A series of records
----------

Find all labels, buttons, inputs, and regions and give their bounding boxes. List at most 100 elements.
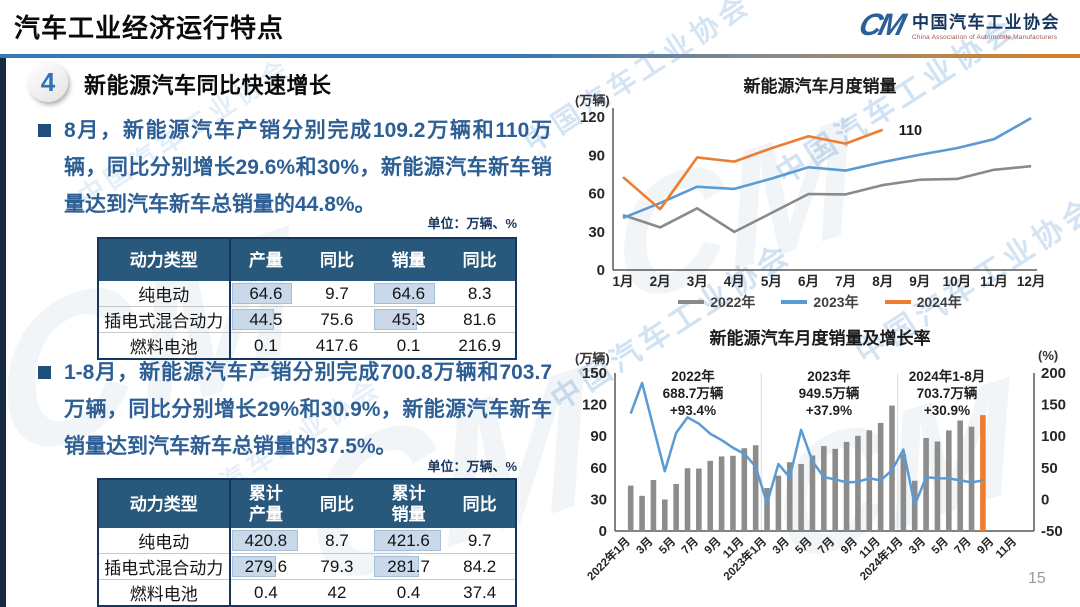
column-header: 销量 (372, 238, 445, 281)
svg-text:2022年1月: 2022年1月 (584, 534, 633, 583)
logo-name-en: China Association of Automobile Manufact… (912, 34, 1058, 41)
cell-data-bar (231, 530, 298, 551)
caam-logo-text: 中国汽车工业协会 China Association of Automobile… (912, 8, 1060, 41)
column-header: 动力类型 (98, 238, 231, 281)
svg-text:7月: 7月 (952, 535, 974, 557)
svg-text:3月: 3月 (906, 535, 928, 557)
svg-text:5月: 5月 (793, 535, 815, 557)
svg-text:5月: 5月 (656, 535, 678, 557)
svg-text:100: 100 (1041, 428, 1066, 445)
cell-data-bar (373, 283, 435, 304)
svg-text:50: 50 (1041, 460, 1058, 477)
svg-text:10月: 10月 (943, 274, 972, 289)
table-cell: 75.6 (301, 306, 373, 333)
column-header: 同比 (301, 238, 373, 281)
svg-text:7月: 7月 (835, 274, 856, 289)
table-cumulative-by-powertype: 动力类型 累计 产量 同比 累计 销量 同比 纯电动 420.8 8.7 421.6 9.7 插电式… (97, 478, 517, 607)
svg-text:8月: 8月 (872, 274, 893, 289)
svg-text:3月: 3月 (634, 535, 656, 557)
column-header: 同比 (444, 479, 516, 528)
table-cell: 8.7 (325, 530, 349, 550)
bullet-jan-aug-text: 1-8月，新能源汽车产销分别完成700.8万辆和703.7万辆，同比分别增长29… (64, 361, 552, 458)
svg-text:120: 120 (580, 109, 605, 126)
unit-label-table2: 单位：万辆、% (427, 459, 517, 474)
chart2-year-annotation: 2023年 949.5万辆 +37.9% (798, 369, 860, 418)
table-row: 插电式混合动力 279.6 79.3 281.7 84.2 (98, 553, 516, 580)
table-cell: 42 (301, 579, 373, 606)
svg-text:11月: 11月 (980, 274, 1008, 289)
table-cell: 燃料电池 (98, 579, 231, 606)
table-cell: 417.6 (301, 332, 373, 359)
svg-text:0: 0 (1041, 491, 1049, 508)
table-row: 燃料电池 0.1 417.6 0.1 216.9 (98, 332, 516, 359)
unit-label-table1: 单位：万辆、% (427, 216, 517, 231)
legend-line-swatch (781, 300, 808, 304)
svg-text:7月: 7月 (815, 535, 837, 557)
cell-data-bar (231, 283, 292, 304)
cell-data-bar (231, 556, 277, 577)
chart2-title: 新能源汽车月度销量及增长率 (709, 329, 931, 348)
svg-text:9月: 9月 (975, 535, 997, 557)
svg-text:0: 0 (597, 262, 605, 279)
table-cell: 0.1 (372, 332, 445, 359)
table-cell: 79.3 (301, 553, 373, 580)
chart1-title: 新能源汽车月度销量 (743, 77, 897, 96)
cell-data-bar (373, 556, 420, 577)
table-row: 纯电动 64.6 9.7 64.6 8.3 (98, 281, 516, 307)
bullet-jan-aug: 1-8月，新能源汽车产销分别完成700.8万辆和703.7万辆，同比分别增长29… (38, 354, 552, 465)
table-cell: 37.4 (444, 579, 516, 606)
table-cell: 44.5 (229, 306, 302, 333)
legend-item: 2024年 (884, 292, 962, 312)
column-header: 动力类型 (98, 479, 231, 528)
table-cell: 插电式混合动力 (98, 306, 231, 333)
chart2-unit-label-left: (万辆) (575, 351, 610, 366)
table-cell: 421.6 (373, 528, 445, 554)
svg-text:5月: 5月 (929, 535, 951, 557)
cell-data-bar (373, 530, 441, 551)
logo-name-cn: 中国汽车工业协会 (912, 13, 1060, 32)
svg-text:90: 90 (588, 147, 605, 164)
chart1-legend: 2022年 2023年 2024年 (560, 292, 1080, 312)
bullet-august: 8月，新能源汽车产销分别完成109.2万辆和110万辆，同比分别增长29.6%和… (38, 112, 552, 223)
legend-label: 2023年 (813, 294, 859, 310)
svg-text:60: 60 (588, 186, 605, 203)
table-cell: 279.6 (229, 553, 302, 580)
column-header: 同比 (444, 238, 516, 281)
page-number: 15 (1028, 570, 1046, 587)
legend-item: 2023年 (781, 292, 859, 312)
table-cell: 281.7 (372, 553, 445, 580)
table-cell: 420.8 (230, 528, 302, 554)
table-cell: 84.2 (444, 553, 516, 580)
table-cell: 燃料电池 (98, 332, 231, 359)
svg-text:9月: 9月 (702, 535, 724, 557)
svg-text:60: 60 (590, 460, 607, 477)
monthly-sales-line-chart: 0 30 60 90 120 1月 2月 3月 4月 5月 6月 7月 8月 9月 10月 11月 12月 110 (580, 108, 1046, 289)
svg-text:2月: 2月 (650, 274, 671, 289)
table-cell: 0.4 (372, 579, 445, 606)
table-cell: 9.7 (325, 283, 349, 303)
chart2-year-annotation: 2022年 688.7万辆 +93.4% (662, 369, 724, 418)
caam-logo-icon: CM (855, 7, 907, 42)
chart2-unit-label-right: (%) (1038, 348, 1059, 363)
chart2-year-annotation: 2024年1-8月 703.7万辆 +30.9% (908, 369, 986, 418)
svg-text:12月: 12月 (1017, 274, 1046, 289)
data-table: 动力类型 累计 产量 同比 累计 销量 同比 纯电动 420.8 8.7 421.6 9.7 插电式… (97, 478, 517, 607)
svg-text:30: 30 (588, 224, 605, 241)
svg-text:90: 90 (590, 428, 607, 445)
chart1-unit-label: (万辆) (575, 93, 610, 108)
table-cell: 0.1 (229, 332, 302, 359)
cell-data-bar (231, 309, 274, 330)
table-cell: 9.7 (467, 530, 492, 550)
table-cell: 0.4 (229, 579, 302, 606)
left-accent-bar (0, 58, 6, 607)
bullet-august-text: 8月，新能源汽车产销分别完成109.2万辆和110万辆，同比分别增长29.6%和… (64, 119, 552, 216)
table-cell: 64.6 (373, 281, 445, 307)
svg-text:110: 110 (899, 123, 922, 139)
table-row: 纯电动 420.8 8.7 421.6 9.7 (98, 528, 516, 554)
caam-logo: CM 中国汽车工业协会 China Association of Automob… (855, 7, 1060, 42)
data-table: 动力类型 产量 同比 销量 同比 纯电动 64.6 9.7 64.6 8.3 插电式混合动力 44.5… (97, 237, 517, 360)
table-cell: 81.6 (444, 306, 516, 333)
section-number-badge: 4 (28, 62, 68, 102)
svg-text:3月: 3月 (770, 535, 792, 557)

----------

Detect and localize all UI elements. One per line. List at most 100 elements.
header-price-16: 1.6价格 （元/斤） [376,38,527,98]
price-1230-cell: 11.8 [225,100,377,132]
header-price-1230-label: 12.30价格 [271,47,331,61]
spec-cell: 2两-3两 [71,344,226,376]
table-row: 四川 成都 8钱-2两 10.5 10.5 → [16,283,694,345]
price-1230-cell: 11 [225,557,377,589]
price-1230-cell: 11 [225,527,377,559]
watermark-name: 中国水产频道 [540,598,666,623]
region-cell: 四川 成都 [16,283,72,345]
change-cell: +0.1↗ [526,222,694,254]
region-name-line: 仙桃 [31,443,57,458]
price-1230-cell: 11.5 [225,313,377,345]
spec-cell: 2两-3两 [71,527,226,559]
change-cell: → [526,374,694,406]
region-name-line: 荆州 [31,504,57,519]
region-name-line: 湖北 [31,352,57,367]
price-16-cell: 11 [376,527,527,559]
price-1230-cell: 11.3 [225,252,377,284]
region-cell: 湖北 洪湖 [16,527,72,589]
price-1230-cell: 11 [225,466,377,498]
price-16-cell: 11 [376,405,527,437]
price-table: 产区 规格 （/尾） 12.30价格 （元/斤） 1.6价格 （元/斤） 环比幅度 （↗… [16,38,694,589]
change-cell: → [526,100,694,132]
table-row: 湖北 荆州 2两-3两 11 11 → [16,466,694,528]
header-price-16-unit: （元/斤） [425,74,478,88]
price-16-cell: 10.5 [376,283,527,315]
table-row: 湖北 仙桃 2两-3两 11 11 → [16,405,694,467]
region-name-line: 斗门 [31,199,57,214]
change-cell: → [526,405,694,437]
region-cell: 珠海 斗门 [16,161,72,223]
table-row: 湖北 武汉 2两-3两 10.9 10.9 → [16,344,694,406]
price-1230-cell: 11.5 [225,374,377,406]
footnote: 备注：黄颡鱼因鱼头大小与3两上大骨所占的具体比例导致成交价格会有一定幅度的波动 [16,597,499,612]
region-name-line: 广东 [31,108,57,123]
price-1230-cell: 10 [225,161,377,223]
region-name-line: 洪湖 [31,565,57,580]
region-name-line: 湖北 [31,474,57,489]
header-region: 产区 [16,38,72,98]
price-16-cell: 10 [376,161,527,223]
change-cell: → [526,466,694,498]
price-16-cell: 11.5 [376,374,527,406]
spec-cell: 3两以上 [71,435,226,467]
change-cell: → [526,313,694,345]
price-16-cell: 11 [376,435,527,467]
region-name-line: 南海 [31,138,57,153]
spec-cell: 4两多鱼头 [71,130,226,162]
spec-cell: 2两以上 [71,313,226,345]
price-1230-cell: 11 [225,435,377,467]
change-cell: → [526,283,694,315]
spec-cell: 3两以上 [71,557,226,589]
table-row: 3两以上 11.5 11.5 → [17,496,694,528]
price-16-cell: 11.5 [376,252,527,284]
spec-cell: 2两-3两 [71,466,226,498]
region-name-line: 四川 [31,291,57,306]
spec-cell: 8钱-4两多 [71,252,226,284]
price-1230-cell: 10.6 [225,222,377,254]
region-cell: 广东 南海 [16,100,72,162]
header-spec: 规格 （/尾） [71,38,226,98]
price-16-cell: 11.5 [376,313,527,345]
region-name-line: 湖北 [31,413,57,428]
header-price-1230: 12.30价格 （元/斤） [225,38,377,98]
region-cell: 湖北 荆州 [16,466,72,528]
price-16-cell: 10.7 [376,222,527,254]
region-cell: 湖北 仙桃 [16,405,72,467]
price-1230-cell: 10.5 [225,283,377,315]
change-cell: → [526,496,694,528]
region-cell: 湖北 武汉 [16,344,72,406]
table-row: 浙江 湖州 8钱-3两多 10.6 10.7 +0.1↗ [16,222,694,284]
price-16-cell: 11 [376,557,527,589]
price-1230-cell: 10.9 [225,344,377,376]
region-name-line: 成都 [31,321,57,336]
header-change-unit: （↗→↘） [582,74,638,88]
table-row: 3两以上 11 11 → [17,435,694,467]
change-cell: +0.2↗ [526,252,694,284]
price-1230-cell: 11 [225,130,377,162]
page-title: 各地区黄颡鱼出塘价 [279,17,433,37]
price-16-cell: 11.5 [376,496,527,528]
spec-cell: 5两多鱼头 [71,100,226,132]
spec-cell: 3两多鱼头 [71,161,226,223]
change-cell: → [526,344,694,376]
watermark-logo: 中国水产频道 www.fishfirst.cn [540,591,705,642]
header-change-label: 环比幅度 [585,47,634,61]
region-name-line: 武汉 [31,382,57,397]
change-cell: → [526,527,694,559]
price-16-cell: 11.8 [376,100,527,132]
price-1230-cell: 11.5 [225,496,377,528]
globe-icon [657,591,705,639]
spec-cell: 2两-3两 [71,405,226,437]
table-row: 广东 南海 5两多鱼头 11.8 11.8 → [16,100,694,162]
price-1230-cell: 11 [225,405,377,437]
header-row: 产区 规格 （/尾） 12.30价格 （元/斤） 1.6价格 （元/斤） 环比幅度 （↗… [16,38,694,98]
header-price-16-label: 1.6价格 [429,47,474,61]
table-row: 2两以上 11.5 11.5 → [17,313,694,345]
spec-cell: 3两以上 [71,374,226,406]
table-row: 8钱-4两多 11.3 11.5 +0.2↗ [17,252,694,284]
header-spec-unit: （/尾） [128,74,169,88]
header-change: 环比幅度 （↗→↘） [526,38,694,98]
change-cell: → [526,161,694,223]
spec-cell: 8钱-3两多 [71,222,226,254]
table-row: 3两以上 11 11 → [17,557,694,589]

----------

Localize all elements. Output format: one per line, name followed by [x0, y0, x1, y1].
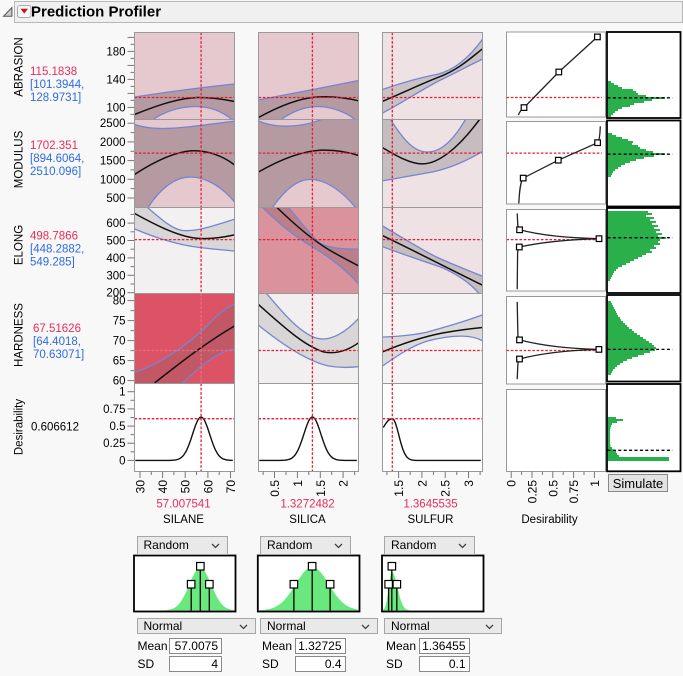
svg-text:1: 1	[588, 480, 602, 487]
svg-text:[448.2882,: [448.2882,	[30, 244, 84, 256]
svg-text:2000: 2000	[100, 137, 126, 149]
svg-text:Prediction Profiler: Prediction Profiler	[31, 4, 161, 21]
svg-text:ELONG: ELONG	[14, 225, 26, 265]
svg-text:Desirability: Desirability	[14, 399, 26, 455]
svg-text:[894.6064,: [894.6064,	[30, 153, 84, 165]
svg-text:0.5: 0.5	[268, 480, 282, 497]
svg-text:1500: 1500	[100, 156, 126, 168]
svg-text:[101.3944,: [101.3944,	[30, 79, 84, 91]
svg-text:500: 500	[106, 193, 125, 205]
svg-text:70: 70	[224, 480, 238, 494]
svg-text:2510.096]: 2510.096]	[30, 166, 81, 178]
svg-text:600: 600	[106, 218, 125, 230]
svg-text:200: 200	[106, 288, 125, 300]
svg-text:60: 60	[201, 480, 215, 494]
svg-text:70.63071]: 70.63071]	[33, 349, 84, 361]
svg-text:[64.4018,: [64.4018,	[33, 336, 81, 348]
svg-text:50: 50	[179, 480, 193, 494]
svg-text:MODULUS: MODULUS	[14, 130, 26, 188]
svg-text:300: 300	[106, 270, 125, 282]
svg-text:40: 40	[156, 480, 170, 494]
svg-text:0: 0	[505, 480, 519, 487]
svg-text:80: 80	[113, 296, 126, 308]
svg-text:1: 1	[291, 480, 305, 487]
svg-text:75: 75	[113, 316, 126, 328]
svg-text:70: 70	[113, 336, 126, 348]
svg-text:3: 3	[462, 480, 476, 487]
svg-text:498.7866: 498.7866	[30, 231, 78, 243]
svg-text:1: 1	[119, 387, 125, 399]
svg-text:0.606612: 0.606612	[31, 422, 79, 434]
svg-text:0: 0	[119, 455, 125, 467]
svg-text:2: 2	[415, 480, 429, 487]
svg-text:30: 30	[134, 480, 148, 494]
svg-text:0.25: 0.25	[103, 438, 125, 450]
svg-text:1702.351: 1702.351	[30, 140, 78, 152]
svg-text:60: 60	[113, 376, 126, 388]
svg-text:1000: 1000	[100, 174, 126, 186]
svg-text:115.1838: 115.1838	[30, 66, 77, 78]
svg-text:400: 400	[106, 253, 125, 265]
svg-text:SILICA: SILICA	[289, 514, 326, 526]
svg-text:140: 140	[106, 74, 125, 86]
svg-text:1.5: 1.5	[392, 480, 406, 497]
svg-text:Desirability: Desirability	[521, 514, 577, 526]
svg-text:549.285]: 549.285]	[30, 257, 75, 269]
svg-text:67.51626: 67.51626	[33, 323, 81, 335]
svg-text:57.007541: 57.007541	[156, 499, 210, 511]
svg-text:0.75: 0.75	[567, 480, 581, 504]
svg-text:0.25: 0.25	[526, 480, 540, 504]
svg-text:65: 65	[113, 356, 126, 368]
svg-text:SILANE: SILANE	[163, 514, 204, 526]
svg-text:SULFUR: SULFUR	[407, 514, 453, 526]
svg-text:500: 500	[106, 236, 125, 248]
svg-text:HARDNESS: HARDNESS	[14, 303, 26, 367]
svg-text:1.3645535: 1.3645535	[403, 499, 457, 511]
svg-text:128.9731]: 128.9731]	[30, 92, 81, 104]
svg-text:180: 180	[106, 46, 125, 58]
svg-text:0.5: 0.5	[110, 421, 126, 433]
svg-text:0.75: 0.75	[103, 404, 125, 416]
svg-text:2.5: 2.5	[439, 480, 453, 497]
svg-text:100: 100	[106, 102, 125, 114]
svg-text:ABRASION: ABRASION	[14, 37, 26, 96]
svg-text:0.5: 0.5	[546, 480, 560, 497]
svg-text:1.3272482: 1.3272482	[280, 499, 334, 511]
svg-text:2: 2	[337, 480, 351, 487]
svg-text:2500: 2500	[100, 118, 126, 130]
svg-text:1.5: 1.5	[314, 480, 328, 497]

----------

* _Objective_
Update the entries beginning at the line that has "column-header: 销量 (372, 238, 445, 281)" and stopping after the line that has "svg-text:0: 0 (1041, 491, 1049, 508)" by changing "table-cell" to "data-cell". Return only those lines, with nothing else altered.

* _Task result_
column-header: 销量 (372, 238, 445, 281)
svg-text:2022年1月: 2022年1月 (584, 534, 633, 583)
logo-name-en: China Association of Automobile Manufact… (912, 34, 1058, 41)
cell-data-bar (231, 530, 298, 551)
caam-logo-text: 中国汽车工业协会 China Association of Automobile… (912, 8, 1060, 41)
column-header: 动力类型 (98, 238, 231, 281)
svg-text:7月: 7月 (952, 535, 974, 557)
svg-text:3月: 3月 (906, 535, 928, 557)
svg-text:5月: 5月 (793, 535, 815, 557)
svg-text:5月: 5月 (656, 535, 678, 557)
svg-text:100: 100 (1041, 428, 1066, 445)
cell-data-bar (373, 283, 435, 304)
svg-text:50: 50 (1041, 460, 1058, 477)
svg-text:10月: 10月 (943, 274, 972, 289)
data-cell: 75.6 (301, 306, 373, 333)
column-header: 同比 (301, 238, 373, 281)
svg-text:7月: 7月 (835, 274, 856, 289)
table-cumulative-by-powertype: 动力类型 累计 产量 同比 累计 销量 同比 纯电动 420.8 8.7 421.6 9.7 插电式… (97, 478, 517, 607)
svg-text:8月: 8月 (872, 274, 893, 289)
svg-text:3月: 3月 (634, 535, 656, 557)
column-header: 同比 (444, 479, 516, 528)
data-cell: 8.7 (325, 530, 349, 550)
bullet-jan-aug-text: 1-8月，新能源汽车产销分别完成700.8万辆和703.7万辆，同比分别增长29… (64, 361, 552, 458)
svg-text:120: 120 (580, 109, 605, 126)
unit-label-table2: 单位：万辆、% (427, 459, 517, 474)
chart2-year-annotation: 2023年 949.5万辆 +37.9% (798, 369, 860, 418)
table-row: 插电式混合动力 279.6 79.3 281.7 84.2 (98, 553, 516, 580)
data-cell: 42 (301, 579, 373, 606)
svg-text:11月: 11月 (980, 274, 1008, 289)
data-cell: 燃料电池 (98, 579, 231, 606)
data-cell: 417.6 (301, 332, 373, 359)
svg-text:0: 0 (1041, 491, 1049, 508)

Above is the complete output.